[Kutipan Teks]:
++++

DPR Pastikan RUU Pertanahan Mulai Dibahas Tahun Depan
Berita

DPR Pastikan RUU Pertanahan Mulai Dibahas Tahun Depan

Pembahasan diharapkan cukup dilakukan dalam satu atau dua kali masa sidang.

Nanda Narendra Putra
Bacaan 2 Menit
Ketua Komisi II DPR RI Zainudin Amali secara simbolik menerima DIM RUU Pertanahan dari Menteri Agraria dan Tata Ruang/Kepala Badan Pertanahan Nasional (ATR/BPN), Sofyan A. Djalil. Foto: NNP
Ketua Komisi II DPR RI Zainudin Amali secara simbolik menerima DIM RUU Pertanahan dari Menteri Agraria dan Tata Ruang/Kepala Badan Pertanahan Nasional (ATR/BPN), Sofyan A. Djalil. Foto: NNP

Rancangan Undang-Undang (RUU) Pertanahan menjadi salah satu RUU yang bakal dibahas Komisi II DPR RI tahun 2018 mendatang. RUU yang diusulkan pemerintah tersebut bakal fokus membahas sejumlah hal baru dan perubahan dari ketentuan sebelumnya.

 

Dalam rapat dengar pendapat yang digelar Rabu (22/11) hari ini, Wakil Ketua Komisi II DPR RI Lukman Edy mengatakan bahwa parlemen sepakat menjadikan RUU Pertanahan dibahas paling prioritas tahun mendatang. Paling lambat Januari 2018, RUU Pertanahan tersebut mulai dibahas dan diharapkan cukup dibahas dalam satu atau dua kali masa sidang.

++++

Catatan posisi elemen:
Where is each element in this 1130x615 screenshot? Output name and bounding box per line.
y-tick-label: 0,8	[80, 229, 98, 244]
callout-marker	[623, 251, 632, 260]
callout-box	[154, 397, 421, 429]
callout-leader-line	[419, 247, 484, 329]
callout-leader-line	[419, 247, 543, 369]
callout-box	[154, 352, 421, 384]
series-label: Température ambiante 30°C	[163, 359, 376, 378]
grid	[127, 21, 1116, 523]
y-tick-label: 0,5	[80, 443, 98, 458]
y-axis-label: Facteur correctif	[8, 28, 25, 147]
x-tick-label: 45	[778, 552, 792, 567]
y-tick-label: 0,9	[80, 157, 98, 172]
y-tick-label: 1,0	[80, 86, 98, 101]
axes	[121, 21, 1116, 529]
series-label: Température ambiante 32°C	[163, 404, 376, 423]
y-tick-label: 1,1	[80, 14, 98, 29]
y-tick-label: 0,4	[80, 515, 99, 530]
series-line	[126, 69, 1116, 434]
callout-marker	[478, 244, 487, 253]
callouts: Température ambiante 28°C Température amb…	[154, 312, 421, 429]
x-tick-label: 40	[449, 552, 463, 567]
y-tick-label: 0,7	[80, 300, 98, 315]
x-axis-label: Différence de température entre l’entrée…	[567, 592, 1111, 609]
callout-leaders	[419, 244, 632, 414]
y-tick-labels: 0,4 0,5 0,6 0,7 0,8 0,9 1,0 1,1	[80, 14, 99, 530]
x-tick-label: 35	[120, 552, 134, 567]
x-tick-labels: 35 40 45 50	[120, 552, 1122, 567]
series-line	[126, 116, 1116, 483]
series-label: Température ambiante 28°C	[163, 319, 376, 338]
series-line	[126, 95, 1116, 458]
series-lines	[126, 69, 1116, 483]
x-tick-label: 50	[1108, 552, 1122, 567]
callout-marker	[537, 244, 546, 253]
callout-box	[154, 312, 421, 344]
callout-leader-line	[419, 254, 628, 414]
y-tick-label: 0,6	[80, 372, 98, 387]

++++

[Petunjuk]:
A) Gandakan dengan tepat bagian teks berita RUU Pertanahan mulai dari "Pembahasan diharapkan cukup" sampai dengan "dari ketentuan sebelumnya.".
B) Tuliskan kembali dengan tepat baris-baris catatan, mulai dari baris pertama catatan sampai dengan baris yang memuat "254, 628, 414]".
Teks berita RUU Pertanahan dan catatan ini tidak saling berkaitan.

[Hasil Latihan]:
A)
Pembahasan diharapkan cukup dilakukan dalam satu atau dua kali masa sidang.

Nanda Narendra Putra
Bacaan 2 Menit
Ketua Komisi II DPR RI Zainudin Amali secara simbolik menerima DIM RUU Pertanahan dari Menteri Agraria dan Tata Ruang/Kepala Badan Pertanahan Nasional (ATR/BPN), Sofyan A. Djalil. Foto: NNP
Ketua Komisi II DPR RI Zainudin Amali secara simbolik menerima DIM RUU Pertanahan dari Menteri Agraria dan Tata Ruang/Kepala Badan Pertanahan Nasional (ATR/BPN), Sofyan A. Djalil. Foto: NNP

Rancangan Undang-Undang (RUU) Pertanahan menjadi salah satu RUU yang bakal dibahas Komisi II DPR RI tahun 2018 mendatang. RUU yang diusulkan pemerintah tersebut bakal fokus membahas sejumlah hal baru dan perubahan dari ketentuan sebelumnya.

B)
Where is each element in this 1130x615 screenshot? Output name and bounding box per line.
y-tick-label: 0,8	[80, 229, 98, 244]
callout-marker	[623, 251, 632, 260]
callout-box	[154, 397, 421, 429]
callout-leader-line	[419, 247, 484, 329]
callout-leader-line	[419, 247, 543, 369]
callout-box	[154, 352, 421, 384]
series-label: Température ambiante 30°C	[163, 359, 376, 378]
grid	[127, 21, 1116, 523]
y-tick-label: 0,5	[80, 443, 98, 458]
y-axis-label: Facteur correctif	[8, 28, 25, 147]
x-tick-label: 45	[778, 552, 792, 567]
y-tick-label: 0,9	[80, 157, 98, 172]
y-tick-label: 1,0	[80, 86, 98, 101]
axes	[121, 21, 1116, 529]
series-label: Température ambiante 32°C	[163, 404, 376, 423]
y-tick-label: 1,1	[80, 14, 98, 29]
y-tick-label: 0,4	[80, 515, 99, 530]
series-line	[126, 69, 1116, 434]
callout-marker	[478, 244, 487, 253]
callouts: Température ambiante 28°C Température amb…	[154, 312, 421, 429]
x-tick-label: 40	[449, 552, 463, 567]
y-tick-label: 0,7	[80, 300, 98, 315]
x-axis-label: Différence de température entre l’entrée…	[567, 592, 1111, 609]
callout-leaders	[419, 244, 632, 414]
y-tick-labels: 0,4 0,5 0,6 0,7 0,8 0,9 1,0 1,1	[80, 14, 99, 530]
x-tick-label: 35	[120, 552, 134, 567]
x-tick-labels: 35 40 45 50	[120, 552, 1122, 567]
series-line	[126, 116, 1116, 483]
series-label: Température ambiante 28°C	[163, 319, 376, 338]
series-line	[126, 95, 1116, 458]
series-lines	[126, 69, 1116, 483]
x-tick-label: 50	[1108, 552, 1122, 567]
callout-marker	[537, 244, 546, 253]
callout-box	[154, 312, 421, 344]
callout-leader-line	[419, 254, 628, 414]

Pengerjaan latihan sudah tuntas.